--- start ---

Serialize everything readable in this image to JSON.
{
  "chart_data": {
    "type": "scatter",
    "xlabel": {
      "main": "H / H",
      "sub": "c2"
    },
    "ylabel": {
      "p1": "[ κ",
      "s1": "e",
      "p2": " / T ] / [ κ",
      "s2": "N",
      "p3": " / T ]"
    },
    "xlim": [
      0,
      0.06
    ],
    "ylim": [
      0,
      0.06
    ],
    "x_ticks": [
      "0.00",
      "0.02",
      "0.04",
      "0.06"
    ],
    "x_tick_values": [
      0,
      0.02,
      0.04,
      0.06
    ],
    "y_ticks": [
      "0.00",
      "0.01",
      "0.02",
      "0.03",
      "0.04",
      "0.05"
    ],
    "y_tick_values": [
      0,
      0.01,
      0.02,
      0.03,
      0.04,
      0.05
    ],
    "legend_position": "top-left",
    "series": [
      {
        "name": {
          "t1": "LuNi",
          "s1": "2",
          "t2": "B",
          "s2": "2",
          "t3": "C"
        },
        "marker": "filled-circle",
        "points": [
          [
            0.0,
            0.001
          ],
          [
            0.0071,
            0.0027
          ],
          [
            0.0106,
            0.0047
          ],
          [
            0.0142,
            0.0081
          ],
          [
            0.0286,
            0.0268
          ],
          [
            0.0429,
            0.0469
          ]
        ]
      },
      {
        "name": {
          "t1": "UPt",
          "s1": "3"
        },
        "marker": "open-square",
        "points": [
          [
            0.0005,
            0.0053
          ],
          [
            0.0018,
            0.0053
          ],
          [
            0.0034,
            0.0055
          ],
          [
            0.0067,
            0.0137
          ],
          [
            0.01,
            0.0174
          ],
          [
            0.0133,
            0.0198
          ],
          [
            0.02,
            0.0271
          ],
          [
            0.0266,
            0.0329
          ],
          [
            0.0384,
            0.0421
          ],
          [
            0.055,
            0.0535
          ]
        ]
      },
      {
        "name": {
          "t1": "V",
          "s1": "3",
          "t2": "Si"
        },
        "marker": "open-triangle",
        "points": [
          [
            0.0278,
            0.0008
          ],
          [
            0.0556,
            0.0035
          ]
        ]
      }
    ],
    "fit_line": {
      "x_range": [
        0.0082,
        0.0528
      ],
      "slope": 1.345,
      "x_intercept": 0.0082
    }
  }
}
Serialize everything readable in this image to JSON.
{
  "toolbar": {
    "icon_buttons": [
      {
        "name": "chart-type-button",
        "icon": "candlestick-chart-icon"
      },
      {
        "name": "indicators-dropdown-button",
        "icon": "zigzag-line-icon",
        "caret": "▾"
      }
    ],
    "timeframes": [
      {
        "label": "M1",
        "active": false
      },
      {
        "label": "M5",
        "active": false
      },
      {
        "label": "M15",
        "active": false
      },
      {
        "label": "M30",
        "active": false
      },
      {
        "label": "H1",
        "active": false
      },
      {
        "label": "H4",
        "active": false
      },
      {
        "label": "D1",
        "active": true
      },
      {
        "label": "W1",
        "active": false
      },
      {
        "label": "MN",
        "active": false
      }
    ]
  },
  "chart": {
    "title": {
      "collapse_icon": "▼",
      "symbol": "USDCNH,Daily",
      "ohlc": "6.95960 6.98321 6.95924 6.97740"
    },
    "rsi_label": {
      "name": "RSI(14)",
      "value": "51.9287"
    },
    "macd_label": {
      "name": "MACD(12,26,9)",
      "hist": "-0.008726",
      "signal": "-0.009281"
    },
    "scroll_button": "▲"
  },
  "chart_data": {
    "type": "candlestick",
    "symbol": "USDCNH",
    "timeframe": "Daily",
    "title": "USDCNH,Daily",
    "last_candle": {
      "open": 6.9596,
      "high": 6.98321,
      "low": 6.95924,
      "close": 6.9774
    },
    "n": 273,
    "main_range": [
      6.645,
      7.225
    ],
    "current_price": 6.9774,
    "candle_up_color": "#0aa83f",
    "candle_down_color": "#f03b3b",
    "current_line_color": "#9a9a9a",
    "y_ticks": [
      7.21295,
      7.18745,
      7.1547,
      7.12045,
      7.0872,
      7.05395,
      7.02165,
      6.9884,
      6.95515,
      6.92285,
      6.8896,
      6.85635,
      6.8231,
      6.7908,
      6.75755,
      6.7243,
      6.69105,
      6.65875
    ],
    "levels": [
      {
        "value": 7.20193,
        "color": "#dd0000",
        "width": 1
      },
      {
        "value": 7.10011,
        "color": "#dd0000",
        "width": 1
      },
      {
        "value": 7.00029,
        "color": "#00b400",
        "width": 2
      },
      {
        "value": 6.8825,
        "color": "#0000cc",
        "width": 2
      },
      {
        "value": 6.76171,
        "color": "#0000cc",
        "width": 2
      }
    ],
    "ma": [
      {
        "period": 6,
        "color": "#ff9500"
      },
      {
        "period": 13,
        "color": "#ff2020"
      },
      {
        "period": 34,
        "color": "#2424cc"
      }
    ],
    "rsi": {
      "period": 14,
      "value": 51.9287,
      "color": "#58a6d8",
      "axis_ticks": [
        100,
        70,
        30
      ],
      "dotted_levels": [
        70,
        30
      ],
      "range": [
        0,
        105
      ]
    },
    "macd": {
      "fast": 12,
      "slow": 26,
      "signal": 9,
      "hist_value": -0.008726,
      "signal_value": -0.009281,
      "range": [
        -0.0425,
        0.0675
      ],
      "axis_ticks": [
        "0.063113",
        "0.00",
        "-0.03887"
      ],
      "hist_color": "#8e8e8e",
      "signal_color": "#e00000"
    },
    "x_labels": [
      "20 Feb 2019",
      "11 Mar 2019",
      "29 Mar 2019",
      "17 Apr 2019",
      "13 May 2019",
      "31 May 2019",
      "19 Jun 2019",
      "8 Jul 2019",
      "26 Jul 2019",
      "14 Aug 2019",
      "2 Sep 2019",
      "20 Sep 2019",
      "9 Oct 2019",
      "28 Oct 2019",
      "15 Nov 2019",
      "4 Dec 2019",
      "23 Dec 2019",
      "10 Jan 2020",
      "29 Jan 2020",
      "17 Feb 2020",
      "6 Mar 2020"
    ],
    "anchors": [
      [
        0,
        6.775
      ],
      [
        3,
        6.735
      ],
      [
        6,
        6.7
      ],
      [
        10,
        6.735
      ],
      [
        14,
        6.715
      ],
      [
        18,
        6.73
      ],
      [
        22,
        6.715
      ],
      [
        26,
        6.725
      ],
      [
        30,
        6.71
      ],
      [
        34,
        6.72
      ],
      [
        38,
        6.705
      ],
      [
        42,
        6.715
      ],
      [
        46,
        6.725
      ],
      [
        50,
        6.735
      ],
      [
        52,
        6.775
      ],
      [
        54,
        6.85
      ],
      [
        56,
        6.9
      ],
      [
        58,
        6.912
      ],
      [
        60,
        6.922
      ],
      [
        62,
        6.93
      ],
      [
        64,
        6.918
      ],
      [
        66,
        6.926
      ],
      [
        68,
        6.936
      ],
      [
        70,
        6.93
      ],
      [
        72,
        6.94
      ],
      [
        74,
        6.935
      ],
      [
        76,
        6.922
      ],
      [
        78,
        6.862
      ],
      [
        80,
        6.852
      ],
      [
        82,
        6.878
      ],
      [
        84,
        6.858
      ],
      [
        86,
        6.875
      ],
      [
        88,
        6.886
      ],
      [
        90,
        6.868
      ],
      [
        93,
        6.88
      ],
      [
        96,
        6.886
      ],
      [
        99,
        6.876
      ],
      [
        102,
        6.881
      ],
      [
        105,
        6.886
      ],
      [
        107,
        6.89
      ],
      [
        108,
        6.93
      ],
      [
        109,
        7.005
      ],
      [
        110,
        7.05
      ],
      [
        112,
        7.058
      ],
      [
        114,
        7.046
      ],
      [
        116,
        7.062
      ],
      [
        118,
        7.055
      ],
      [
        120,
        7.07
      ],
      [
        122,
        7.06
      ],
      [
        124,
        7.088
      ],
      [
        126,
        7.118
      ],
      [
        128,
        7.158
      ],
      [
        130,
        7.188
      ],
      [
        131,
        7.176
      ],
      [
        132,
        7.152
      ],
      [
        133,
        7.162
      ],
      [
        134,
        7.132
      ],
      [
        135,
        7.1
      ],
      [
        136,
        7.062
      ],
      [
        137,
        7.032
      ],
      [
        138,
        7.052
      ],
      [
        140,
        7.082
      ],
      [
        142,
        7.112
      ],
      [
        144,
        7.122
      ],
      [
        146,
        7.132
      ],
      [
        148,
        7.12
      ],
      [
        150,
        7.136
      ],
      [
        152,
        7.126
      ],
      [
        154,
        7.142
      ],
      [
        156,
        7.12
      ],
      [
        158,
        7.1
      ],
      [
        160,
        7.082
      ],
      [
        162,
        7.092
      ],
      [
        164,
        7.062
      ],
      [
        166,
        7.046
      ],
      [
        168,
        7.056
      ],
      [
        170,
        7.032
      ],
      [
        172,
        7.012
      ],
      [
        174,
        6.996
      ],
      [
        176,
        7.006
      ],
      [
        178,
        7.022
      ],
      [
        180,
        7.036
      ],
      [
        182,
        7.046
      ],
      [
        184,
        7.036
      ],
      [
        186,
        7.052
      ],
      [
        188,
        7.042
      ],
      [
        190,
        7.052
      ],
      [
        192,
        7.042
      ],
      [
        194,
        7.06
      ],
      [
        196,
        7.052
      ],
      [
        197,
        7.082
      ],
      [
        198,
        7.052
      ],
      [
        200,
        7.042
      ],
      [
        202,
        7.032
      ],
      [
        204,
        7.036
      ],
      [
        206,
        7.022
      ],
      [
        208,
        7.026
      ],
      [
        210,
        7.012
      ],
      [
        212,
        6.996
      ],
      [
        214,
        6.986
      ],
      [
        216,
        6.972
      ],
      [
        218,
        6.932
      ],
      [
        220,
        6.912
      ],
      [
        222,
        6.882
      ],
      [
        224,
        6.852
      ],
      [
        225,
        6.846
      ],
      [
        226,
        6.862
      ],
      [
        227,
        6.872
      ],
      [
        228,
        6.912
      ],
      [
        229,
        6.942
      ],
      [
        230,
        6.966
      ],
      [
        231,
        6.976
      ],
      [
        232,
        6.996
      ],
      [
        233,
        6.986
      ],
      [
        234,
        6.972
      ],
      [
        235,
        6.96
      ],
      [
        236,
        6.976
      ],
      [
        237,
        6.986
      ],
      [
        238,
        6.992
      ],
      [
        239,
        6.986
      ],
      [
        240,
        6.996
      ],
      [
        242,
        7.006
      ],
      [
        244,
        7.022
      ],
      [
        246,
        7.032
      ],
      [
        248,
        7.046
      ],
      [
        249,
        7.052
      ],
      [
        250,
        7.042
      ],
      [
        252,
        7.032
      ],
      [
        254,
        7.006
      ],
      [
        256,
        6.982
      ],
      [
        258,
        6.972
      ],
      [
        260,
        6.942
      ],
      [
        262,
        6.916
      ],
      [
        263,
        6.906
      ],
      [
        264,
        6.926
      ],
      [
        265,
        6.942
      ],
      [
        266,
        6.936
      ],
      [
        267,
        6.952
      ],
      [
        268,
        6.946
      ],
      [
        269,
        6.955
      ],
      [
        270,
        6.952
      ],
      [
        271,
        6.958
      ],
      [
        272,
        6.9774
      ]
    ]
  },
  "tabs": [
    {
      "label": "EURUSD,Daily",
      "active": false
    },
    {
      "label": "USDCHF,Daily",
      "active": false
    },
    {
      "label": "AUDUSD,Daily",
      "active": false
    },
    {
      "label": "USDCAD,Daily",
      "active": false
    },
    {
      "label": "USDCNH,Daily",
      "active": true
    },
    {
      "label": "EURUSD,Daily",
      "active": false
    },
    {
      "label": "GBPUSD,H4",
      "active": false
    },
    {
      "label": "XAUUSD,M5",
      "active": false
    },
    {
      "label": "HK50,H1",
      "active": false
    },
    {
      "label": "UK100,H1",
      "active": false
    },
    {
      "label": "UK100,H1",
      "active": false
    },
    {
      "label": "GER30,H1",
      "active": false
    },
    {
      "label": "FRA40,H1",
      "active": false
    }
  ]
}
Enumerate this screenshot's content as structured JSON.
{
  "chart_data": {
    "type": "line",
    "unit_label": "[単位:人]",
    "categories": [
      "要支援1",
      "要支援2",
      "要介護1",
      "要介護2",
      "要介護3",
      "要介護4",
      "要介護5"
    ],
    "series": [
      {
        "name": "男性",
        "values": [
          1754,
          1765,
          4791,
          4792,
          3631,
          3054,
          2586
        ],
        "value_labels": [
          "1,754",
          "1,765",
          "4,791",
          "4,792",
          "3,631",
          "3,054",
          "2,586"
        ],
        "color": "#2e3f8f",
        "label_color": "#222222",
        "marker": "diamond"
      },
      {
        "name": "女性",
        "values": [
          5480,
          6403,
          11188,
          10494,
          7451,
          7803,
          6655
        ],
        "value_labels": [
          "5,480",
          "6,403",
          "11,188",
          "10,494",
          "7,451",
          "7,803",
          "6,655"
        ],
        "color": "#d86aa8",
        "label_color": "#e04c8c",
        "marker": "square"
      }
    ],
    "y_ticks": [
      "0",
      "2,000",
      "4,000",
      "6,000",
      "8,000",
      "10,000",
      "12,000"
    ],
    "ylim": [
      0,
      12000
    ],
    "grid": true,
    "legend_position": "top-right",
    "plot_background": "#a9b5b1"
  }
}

--- end ---

Task details: Only the lines from the one containing "Enumerate this screenshot's" through the end of the material should be reproduced, exactly, with both ends included.

Expected output:
Enumerate this screenshot's content as structured JSON.
{
  "chart_data": {
    "type": "line",
    "unit_label": "[単位:人]",
    "categories": [
      "要支援1",
      "要支援2",
      "要介護1",
      "要介護2",
      "要介護3",
      "要介護4",
      "要介護5"
    ],
    "series": [
      {
        "name": "男性",
        "values": [
          1754,
          1765,
          4791,
          4792,
          3631,
          3054,
          2586
        ],
        "value_labels": [
          "1,754",
          "1,765",
          "4,791",
          "4,792",
          "3,631",
          "3,054",
          "2,586"
        ],
        "color": "#2e3f8f",
        "label_color": "#222222",
        "marker": "diamond"
      },
      {
        "name": "女性",
        "values": [
          5480,
          6403,
          11188,
          10494,
          7451,
          7803,
          6655
        ],
        "value_labels": [
          "5,480",
          "6,403",
          "11,188",
          "10,494",
          "7,451",
          "7,803",
          "6,655"
        ],
        "color": "#d86aa8",
        "label_color": "#e04c8c",
        "marker": "square"
      }
    ],
    "y_ticks": [
      "0",
      "2,000",
      "4,000",
      "6,000",
      "8,000",
      "10,000",
      "12,000"
    ],
    "ylim": [
      0,
      12000
    ],
    "grid": true,
    "legend_position": "top-right",
    "plot_background": "#a9b5b1"
  }
}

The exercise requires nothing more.